**Material for this exercise:**
········
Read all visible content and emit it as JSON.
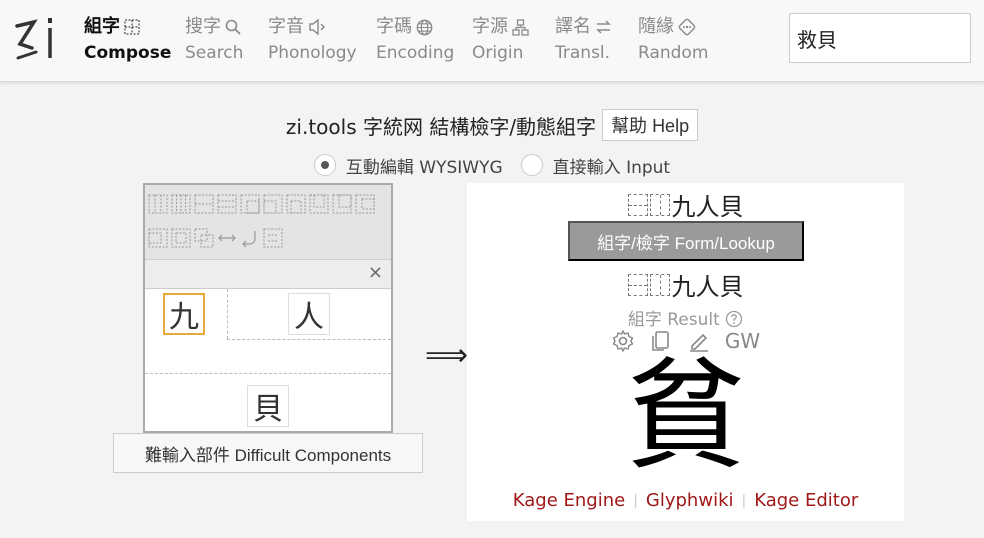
{
  "nav": {
    "items": [
      {
        "zh": "組字",
        "en": "Compose",
        "icon": "compose-grid-icon",
        "active": true
      },
      {
        "zh": "搜字",
        "en": "Search",
        "icon": "search-icon"
      },
      {
        "zh": "字音",
        "en": "Phonology",
        "icon": "speaker-icon"
      },
      {
        "zh": "字碼",
        "en": "Encoding",
        "icon": "globe-icon"
      },
      {
        "zh": "字源",
        "en": "Origin",
        "icon": "hierarchy-icon"
      },
      {
        "zh": "譯名",
        "en": "Transl.",
        "icon": "swap-icon"
      },
      {
        "zh": "隨緣",
        "en": "Random",
        "icon": "dice-icon"
      }
    ],
    "search_value": "救貝"
  },
  "title": "zi.tools 字統网 結構檢字/動態組字",
  "help_label": "幫助 Help",
  "modes": {
    "wysiwyg": "互動編輯 WYSIWYG",
    "input": "直接輸入 Input",
    "selected": "wysiwyg"
  },
  "editor": {
    "components": [
      "九",
      "人",
      "貝"
    ],
    "difficult_label": "難輸入部件 Difficult Components"
  },
  "result": {
    "ids_chars": "九人貝",
    "lookup_label": "組字/檢字 Form/Lookup",
    "result_label": "組字 Result",
    "gw_label": "GW",
    "glyph": "貧",
    "links": [
      "Kage Engine",
      "Glyphwiki",
      "Kage Editor"
    ]
  },
  "colors": {
    "accent_link": "#a01818",
    "selected_component_border": "#e8a93a",
    "lookup_button": "#9a9a9a"
  }
}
········
**Problem to work on:**
Whenever "wysiwyg" turns up in a line, pick that line out.

**Solution:**
    "wysiwyg": "互動編輯 WYSIWYG",
    "selected": "wysiwyg"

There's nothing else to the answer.